* begin PROVIDED DATA *
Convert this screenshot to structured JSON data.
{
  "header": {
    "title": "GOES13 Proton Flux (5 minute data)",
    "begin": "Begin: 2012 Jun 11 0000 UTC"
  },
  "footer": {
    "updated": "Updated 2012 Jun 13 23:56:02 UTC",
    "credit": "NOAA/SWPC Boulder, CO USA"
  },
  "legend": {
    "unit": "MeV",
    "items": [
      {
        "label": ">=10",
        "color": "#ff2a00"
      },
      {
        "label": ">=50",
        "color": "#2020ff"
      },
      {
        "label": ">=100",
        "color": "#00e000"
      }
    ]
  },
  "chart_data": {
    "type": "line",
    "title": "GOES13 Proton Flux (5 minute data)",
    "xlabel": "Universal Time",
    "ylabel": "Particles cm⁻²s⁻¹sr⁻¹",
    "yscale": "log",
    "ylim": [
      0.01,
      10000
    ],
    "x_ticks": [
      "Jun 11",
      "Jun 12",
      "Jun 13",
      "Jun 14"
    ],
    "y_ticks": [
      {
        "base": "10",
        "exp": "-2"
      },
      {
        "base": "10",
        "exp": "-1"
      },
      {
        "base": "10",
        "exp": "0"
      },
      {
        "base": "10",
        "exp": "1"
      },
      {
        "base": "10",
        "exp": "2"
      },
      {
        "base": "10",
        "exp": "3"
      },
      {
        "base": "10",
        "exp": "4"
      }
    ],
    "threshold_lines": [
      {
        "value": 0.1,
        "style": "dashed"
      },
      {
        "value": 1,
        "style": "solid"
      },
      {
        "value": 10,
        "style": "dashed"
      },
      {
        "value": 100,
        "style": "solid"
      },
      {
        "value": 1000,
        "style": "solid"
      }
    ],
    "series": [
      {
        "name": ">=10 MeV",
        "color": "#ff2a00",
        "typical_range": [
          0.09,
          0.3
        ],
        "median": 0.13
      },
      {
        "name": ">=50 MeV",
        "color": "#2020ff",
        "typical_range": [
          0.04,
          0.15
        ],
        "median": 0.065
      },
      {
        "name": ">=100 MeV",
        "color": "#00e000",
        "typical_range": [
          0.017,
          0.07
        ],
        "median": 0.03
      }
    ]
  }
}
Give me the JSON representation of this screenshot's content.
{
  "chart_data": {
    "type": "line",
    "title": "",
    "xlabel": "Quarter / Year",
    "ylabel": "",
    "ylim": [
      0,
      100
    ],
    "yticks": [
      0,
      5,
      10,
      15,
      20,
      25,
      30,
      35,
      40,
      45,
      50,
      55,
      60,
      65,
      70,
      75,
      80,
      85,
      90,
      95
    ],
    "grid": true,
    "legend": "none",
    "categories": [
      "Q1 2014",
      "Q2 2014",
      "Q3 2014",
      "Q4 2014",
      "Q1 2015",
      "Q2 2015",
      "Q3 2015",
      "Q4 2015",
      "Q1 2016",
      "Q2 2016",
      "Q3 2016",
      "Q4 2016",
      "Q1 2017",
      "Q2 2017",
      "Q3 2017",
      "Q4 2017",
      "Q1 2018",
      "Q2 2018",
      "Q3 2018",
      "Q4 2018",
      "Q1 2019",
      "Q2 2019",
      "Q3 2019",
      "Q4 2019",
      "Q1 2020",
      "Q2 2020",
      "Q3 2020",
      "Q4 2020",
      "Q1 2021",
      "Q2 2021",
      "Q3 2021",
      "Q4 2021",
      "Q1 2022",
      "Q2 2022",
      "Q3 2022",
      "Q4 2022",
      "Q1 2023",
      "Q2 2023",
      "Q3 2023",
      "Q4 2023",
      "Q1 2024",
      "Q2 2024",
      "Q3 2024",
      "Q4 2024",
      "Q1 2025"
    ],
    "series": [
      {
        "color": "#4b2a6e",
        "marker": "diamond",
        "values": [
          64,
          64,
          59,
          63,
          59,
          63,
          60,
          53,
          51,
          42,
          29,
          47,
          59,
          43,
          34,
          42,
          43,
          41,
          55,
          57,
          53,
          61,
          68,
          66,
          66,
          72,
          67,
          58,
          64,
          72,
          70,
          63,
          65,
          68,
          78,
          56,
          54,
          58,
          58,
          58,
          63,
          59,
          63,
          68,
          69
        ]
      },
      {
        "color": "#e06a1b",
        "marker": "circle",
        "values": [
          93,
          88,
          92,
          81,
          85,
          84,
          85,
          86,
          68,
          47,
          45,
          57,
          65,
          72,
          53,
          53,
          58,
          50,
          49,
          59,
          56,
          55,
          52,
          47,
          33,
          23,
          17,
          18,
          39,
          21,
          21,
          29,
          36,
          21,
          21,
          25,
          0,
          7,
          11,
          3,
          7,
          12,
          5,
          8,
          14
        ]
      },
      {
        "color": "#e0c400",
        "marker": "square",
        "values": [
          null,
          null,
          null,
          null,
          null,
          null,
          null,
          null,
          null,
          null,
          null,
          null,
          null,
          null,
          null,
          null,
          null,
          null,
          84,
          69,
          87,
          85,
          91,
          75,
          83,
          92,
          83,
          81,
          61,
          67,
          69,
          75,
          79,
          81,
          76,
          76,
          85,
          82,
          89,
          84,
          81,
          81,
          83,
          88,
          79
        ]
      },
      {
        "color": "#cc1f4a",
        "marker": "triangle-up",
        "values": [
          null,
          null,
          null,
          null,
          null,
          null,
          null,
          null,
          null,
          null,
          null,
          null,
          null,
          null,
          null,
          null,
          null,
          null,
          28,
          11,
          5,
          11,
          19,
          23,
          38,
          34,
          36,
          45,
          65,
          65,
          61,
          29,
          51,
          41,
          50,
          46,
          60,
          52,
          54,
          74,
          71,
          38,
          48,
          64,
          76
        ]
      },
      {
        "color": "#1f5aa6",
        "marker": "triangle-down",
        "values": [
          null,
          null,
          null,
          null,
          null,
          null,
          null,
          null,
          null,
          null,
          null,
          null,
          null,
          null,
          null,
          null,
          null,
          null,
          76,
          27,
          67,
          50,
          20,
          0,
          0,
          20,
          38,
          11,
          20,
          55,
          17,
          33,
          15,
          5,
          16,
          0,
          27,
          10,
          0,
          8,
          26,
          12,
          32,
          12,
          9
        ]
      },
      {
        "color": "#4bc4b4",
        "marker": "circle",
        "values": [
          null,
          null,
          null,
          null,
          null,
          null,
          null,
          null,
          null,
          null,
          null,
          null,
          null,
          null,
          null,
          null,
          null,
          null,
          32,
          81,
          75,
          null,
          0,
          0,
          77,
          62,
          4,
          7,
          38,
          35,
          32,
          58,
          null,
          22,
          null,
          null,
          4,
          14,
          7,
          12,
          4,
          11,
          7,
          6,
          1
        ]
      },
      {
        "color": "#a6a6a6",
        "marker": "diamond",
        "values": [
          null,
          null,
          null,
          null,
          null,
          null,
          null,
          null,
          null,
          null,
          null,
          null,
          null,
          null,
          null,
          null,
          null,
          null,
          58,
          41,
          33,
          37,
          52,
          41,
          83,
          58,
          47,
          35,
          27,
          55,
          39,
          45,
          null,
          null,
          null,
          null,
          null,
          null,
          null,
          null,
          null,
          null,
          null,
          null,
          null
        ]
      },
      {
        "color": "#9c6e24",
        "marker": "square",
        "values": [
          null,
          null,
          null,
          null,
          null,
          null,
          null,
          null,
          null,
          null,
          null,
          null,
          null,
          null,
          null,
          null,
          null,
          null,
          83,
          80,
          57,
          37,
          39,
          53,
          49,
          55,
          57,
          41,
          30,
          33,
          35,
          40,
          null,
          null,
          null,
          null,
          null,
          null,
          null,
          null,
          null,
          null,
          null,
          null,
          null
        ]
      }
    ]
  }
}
* end PROVIDED DATA *
* _OBJECTIVE_
Every line of the records above needs to be given again exactly.

* _ANSWER TO THE PROBLEM_
Convert this screenshot to structured JSON data.
{
  "header": {
    "title": "GOES13 Proton Flux (5 minute data)",
    "begin": "Begin: 2012 Jun 11 0000 UTC"
  },
  "footer": {
    "updated": "Updated 2012 Jun 13 23:56:02 UTC",
    "credit": "NOAA/SWPC Boulder, CO USA"
  },
  "legend": {
    "unit": "MeV",
    "items": [
      {
        "label": ">=10",
        "color": "#ff2a00"
      },
      {
        "label": ">=50",
        "color": "#2020ff"
      },
      {
        "label": ">=100",
        "color": "#00e000"
      }
    ]
  },
  "chart_data": {
    "type": "line",
    "title": "GOES13 Proton Flux (5 minute data)",
    "xlabel": "Universal Time",
    "ylabel": "Particles cm⁻²s⁻¹sr⁻¹",
    "yscale": "log",
    "ylim": [
      0.01,
      10000
    ],
    "x_ticks": [
      "Jun 11",
      "Jun 12",
      "Jun 13",
      "Jun 14"
    ],
    "y_ticks": [
      {
        "base": "10",
        "exp": "-2"
      },
      {
        "base": "10",
        "exp": "-1"
      },
      {
        "base": "10",
        "exp": "0"
      },
      {
        "base": "10",
        "exp": "1"
      },
      {
        "base": "10",
        "exp": "2"
      },
      {
        "base": "10",
        "exp": "3"
      },
      {
        "base": "10",
        "exp": "4"
      }
    ],
    "threshold_lines": [
      {
        "value": 0.1,
        "style": "dashed"
      },
      {
        "value": 1,
        "style": "solid"
      },
      {
        "value": 10,
        "style": "dashed"
      },
      {
        "value": 100,
        "style": "solid"
      },
      {
        "value": 1000,
        "style": "solid"
      }
    ],
    "series": [
      {
        "name": ">=10 MeV",
        "color": "#ff2a00",
        "typical_range": [
          0.09,
          0.3
        ],
        "median": 0.13
      },
      {
        "name": ">=50 MeV",
        "color": "#2020ff",
        "typical_range": [
          0.04,
          0.15
        ],
        "median": 0.065
      },
      {
        "name": ">=100 MeV",
        "color": "#00e000",
        "typical_range": [
          0.017,
          0.07
        ],
        "median": 0.03
      }
    ]
  }
}
Give me the JSON representation of this screenshot's content.
{
  "chart_data": {
    "type": "line",
    "title": "",
    "xlabel": "Quarter / Year",
    "ylabel": "",
    "ylim": [
      0,
      100
    ],
    "yticks": [
      0,
      5,
      10,
      15,
      20,
      25,
      30,
      35,
      40,
      45,
      50,
      55,
      60,
      65,
      70,
      75,
      80,
      85,
      90,
      95
    ],
    "grid": true,
    "legend": "none",
    "categories": [
      "Q1 2014",
      "Q2 2014",
      "Q3 2014",
      "Q4 2014",
      "Q1 2015",
      "Q2 2015",
      "Q3 2015",
      "Q4 2015",
      "Q1 2016",
      "Q2 2016",
      "Q3 2016",
      "Q4 2016",
      "Q1 2017",
      "Q2 2017",
      "Q3 2017",
      "Q4 2017",
      "Q1 2018",
      "Q2 2018",
      "Q3 2018",
      "Q4 2018",
      "Q1 2019",
      "Q2 2019",
      "Q3 2019",
      "Q4 2019",
      "Q1 2020",
      "Q2 2020",
      "Q3 2020",
      "Q4 2020",
      "Q1 2021",
      "Q2 2021",
      "Q3 2021",
      "Q4 2021",
      "Q1 2022",
      "Q2 2022",
      "Q3 2022",
      "Q4 2022",
      "Q1 2023",
      "Q2 2023",
      "Q3 2023",
      "Q4 2023",
      "Q1 2024",
      "Q2 2024",
      "Q3 2024",
      "Q4 2024",
      "Q1 2025"
    ],
    "series": [
      {
        "color": "#4b2a6e",
        "marker": "diamond",
        "values": [
          64,
          64,
          59,
          63,
          59,
          63,
          60,
          53,
          51,
          42,
          29,
          47,
          59,
          43,
          34,
          42,
          43,
          41,
          55,
          57,
          53,
          61,
          68,
          66,
          66,
          72,
          67,
          58,
          64,
          72,
          70,
          63,
          65,
          68,
          78,
          56,
          54,
          58,
          58,
          58,
          63,
          59,
          63,
          68,
          69
        ]
      },
      {
        "color": "#e06a1b",
        "marker": "circle",
        "values": [
          93,
          88,
          92,
          81,
          85,
          84,
          85,
          86,
          68,
          47,
          45,
          57,
          65,
          72,
          53,
          53,
          58,
          50,
          49,
          59,
          56,
          55,
          52,
          47,
          33,
          23,
          17,
          18,
          39,
          21,
          21,
          29,
          36,
          21,
          21,
          25,
          0,
          7,
          11,
          3,
          7,
          12,
          5,
          8,
          14
        ]
      },
      {
        "color": "#e0c400",
        "marker": "square",
        "values": [
          null,
          null,
          null,
          null,
          null,
          null,
          null,
          null,
          null,
          null,
          null,
          null,
          null,
          null,
          null,
          null,
          null,
          null,
          84,
          69,
          87,
          85,
          91,
          75,
          83,
          92,
          83,
          81,
          61,
          67,
          69,
          75,
          79,
          81,
          76,
          76,
          85,
          82,
          89,
          84,
          81,
          81,
          83,
          88,
          79
        ]
      },
      {
        "color": "#cc1f4a",
        "marker": "triangle-up",
        "values": [
          null,
          null,
          null,
          null,
          null,
          null,
          null,
          null,
          null,
          null,
          null,
          null,
          null,
          null,
          null,
          null,
          null,
          null,
          28,
          11,
          5,
          11,
          19,
          23,
          38,
          34,
          36,
          45,
          65,
          65,
          61,
          29,
          51,
          41,
          50,
          46,
          60,
          52,
          54,
          74,
          71,
          38,
          48,
          64,
          76
        ]
      },
      {
        "color": "#1f5aa6",
        "marker": "triangle-down",
        "values": [
          null,
          null,
          null,
          null,
          null,
          null,
          null,
          null,
          null,
          null,
          null,
          null,
          null,
          null,
          null,
          null,
          null,
          null,
          76,
          27,
          67,
          50,
          20,
          0,
          0,
          20,
          38,
          11,
          20,
          55,
          17,
          33,
          15,
          5,
          16,
          0,
          27,
          10,
          0,
          8,
          26,
          12,
          32,
          12,
          9
        ]
      },
      {
        "color": "#4bc4b4",
        "marker": "circle",
        "values": [
          null,
          null,
          null,
          null,
          null,
          null,
          null,
          null,
          null,
          null,
          null,
          null,
          null,
          null,
          null,
          null,
          null,
          null,
          32,
          81,
          75,
          null,
          0,
          0,
          77,
          62,
          4,
          7,
          38,
          35,
          32,
          58,
          null,
          22,
          null,
          null,
          4,
          14,
          7,
          12,
          4,
          11,
          7,
          6,
          1
        ]
      },
      {
        "color": "#a6a6a6",
        "marker": "diamond",
        "values": [
          null,
          null,
          null,
          null,
          null,
          null,
          null,
          null,
          null,
          null,
          null,
          null,
          null,
          null,
          null,
          null,
          null,
          null,
          58,
          41,
          33,
          37,
          52,
          41,
          83,
          58,
          47,
          35,
          27,
          55,
          39,
          45,
          null,
          null,
          null,
          null,
          null,
          null,
          null,
          null,
          null,
          null,
          null,
          null,
          null
        ]
      },
      {
        "color": "#9c6e24",
        "marker": "square",
        "values": [
          null,
          null,
          null,
          null,
          null,
          null,
          null,
          null,
          null,
          null,
          null,
          null,
          null,
          null,
          null,
          null,
          null,
          null,
          83,
          80,
          57,
          37,
          39,
          53,
          49,
          55,
          57,
          41,
          30,
          33,
          35,
          40,
          null,
          null,
          null,
          null,
          null,
          null,
          null,
          null,
          null,
          null,
          null,
          null,
          null
        ]
      }
    ]
  }
}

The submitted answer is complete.